Return only the count of lines in which the word "materiál" appears.

Start

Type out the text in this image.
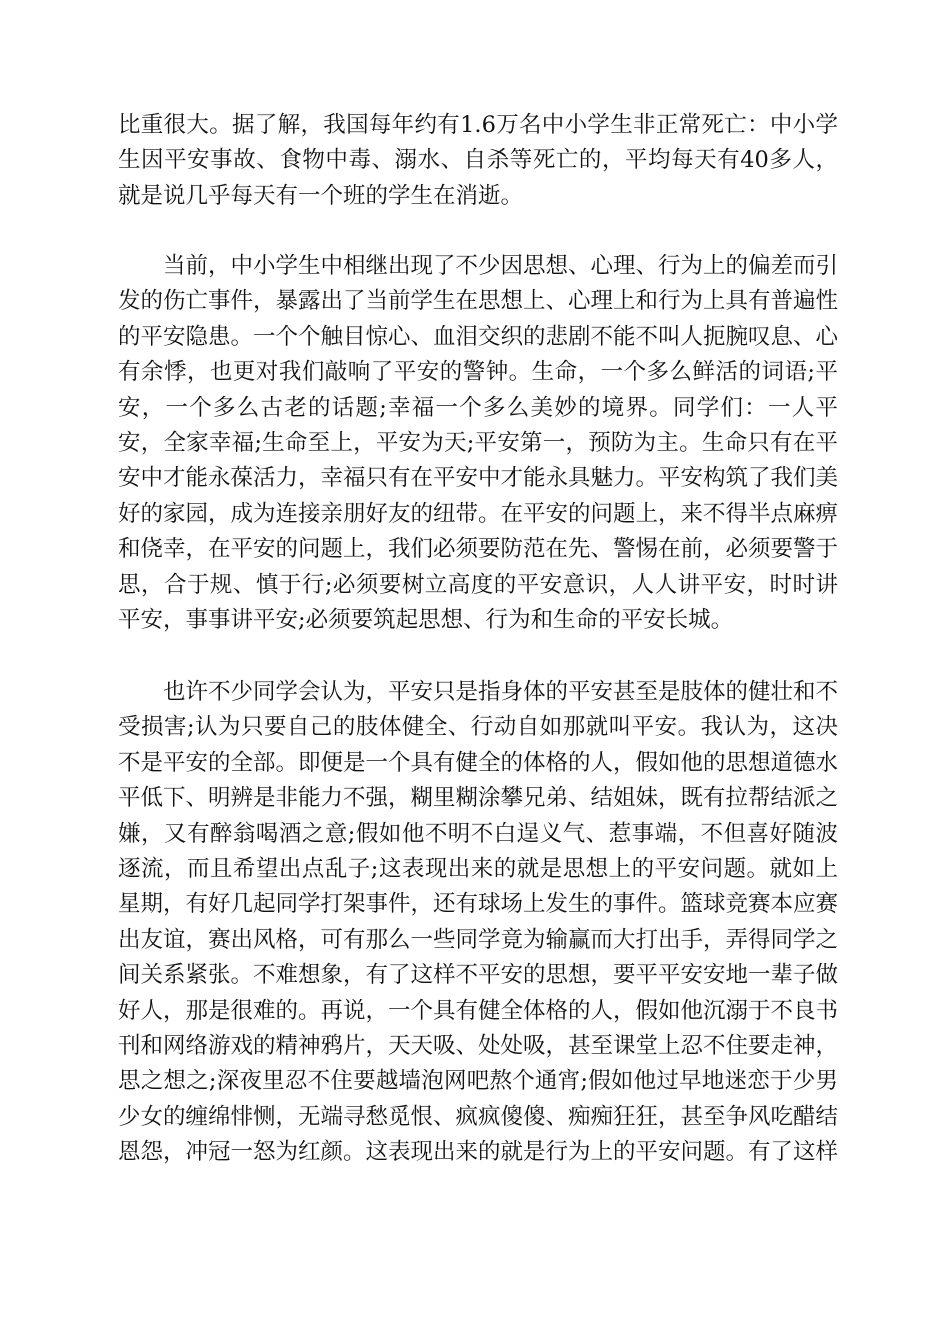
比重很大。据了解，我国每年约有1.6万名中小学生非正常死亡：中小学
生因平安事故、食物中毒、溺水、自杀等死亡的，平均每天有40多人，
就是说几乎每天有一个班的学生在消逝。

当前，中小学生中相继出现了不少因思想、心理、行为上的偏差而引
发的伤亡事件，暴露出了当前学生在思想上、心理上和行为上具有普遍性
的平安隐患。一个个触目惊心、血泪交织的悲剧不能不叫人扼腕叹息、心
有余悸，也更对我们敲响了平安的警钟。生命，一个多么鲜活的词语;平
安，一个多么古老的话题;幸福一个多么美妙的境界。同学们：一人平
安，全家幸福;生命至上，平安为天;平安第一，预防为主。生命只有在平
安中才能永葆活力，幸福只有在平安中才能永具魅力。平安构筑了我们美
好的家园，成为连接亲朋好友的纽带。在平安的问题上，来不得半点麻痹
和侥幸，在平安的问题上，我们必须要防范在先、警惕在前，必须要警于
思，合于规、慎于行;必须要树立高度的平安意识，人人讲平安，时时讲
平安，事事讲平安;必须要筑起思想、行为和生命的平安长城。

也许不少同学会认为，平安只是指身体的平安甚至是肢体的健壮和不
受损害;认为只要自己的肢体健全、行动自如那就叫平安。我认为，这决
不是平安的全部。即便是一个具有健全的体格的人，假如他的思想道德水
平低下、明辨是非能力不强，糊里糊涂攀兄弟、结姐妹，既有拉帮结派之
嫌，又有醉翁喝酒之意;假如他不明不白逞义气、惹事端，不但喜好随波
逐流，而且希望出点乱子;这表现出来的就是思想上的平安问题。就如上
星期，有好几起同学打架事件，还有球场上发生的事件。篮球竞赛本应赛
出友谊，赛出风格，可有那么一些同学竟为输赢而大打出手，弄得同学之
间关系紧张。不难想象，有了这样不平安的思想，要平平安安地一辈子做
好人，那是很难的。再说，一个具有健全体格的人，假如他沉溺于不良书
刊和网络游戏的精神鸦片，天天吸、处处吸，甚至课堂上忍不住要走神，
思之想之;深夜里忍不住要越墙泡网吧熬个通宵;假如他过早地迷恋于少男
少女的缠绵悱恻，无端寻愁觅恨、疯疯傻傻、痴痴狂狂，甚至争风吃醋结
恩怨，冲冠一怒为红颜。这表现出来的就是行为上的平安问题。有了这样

End
Start

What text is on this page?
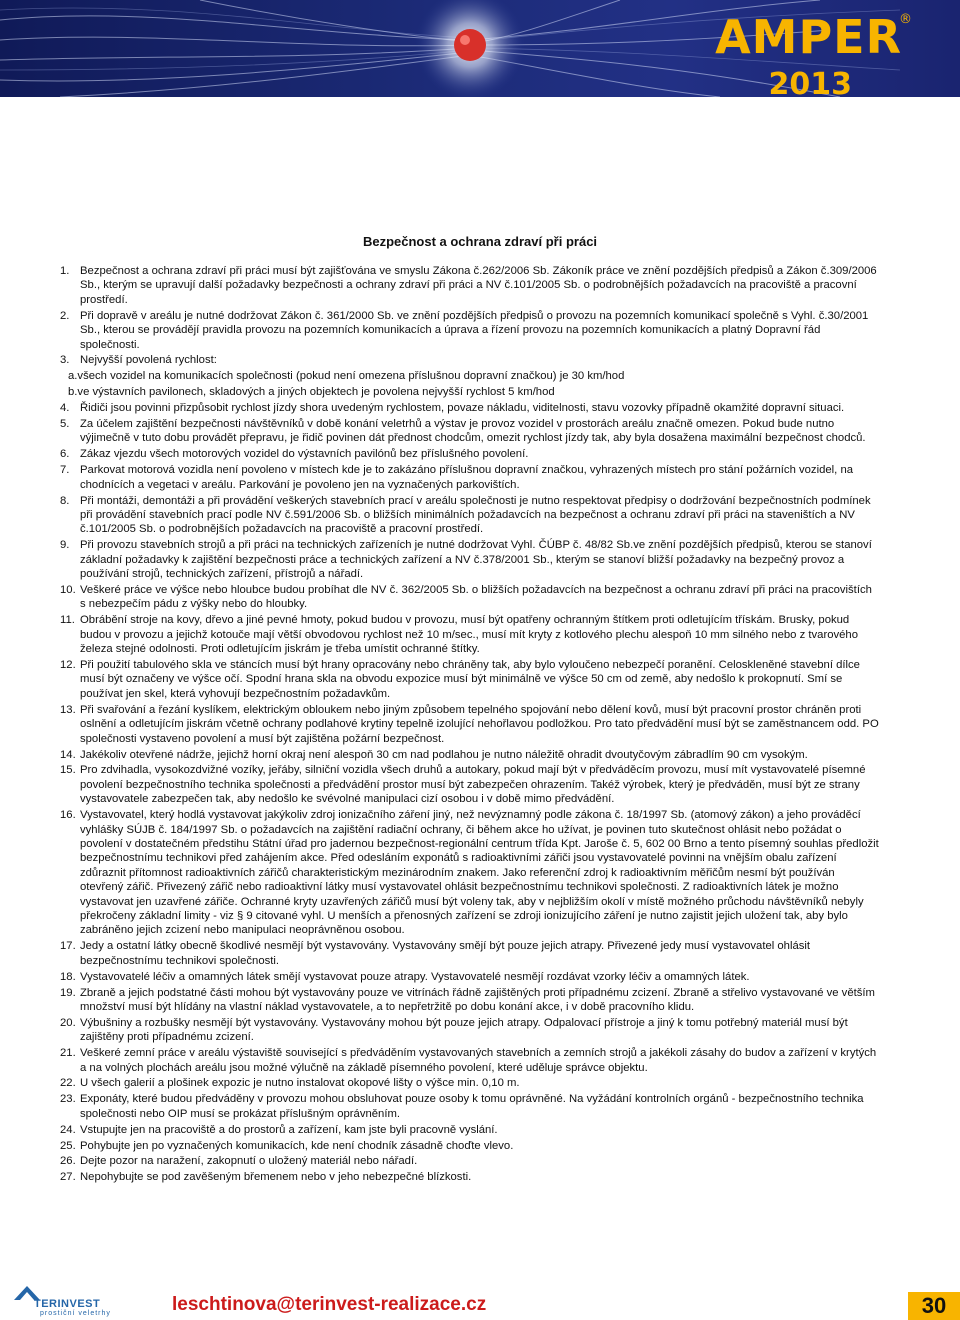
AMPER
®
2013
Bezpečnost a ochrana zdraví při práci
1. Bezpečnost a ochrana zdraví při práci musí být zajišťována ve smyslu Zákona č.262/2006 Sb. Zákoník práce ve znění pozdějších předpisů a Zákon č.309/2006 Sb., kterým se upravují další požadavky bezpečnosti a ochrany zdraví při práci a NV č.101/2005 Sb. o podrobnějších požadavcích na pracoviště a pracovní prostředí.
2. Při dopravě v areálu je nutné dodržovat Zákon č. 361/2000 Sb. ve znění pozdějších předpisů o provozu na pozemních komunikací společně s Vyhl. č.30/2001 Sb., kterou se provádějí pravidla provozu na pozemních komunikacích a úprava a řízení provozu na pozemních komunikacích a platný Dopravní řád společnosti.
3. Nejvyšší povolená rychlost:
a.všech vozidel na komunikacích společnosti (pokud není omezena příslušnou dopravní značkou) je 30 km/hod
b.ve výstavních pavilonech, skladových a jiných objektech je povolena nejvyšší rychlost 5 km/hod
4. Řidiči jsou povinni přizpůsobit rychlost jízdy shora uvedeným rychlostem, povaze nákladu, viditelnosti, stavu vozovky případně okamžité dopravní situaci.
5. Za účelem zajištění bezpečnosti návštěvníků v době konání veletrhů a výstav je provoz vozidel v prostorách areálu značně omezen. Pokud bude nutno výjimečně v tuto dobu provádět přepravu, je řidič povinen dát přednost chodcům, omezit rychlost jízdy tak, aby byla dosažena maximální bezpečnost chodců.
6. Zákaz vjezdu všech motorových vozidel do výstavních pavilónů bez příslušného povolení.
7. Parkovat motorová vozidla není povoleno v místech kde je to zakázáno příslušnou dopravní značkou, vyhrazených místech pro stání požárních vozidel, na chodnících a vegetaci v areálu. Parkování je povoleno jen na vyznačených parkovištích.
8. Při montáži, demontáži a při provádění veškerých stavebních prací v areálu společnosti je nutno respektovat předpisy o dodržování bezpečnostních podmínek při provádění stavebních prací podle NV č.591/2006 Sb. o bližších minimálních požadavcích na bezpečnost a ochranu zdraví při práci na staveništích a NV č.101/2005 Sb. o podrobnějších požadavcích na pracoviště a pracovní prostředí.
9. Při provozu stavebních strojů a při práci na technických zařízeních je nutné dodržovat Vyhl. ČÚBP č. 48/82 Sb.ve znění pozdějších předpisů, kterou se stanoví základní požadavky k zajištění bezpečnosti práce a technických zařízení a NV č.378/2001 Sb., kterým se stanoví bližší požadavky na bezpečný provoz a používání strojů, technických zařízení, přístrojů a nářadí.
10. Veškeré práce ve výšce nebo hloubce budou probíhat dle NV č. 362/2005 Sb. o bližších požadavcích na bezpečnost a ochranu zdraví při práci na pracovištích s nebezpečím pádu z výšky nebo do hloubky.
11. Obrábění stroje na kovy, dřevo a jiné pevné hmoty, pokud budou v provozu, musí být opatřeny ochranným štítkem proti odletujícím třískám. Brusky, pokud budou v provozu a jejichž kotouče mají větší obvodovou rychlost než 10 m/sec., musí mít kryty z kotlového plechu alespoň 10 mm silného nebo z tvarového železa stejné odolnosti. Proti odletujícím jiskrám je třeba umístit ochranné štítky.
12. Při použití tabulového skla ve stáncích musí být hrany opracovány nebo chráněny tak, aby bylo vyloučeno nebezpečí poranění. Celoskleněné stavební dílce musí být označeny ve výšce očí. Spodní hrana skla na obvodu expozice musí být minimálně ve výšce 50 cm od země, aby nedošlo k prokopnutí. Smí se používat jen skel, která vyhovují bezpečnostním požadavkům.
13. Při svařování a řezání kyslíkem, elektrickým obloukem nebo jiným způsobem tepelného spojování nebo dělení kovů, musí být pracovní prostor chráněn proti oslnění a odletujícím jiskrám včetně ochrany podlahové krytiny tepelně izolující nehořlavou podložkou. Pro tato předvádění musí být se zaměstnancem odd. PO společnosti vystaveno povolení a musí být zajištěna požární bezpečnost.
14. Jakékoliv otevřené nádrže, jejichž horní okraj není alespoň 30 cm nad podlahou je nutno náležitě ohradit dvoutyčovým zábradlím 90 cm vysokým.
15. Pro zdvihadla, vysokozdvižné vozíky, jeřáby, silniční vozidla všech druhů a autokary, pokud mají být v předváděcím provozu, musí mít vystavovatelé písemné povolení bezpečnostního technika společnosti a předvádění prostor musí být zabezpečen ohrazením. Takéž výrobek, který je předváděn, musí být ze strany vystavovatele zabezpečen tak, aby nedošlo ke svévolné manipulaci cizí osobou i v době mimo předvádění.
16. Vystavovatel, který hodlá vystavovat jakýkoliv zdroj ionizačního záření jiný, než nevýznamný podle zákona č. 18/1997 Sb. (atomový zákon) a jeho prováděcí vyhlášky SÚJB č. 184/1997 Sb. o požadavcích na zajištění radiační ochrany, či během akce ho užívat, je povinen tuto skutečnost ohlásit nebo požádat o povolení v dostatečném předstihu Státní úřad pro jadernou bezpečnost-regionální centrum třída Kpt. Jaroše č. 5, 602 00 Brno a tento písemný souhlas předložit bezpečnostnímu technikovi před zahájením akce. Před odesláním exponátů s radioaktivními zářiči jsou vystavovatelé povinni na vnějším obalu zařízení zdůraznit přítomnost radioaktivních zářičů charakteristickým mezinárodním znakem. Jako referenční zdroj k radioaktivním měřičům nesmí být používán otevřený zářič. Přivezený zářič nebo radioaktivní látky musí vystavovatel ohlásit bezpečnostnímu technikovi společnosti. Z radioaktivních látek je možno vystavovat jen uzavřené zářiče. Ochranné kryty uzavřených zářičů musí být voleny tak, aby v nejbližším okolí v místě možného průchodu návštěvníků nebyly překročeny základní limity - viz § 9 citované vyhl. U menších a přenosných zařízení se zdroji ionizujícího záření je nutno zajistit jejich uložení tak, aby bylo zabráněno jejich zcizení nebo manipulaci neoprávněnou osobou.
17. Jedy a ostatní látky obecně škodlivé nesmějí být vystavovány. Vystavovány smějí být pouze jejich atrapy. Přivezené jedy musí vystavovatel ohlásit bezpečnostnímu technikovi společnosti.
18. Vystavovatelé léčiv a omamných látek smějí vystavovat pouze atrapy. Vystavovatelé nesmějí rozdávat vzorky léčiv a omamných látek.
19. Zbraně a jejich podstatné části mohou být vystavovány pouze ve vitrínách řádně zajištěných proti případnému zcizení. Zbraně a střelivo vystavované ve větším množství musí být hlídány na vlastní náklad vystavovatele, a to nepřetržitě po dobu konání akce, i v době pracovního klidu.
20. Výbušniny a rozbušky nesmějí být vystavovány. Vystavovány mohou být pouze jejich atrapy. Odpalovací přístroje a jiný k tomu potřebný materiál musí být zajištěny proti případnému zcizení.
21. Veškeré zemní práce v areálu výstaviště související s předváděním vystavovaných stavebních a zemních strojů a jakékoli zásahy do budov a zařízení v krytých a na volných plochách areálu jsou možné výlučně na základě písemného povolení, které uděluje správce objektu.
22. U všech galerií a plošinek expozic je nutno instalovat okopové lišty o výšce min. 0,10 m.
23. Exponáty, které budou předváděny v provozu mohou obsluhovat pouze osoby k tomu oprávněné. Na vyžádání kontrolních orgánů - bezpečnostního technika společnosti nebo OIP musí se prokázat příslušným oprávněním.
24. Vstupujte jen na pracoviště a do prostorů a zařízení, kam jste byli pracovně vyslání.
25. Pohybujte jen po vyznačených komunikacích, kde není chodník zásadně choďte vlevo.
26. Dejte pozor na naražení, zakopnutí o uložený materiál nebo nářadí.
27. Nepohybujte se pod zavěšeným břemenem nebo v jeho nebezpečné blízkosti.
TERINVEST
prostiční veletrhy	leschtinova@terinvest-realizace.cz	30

End

- ANSWER FOR THE TASK -
2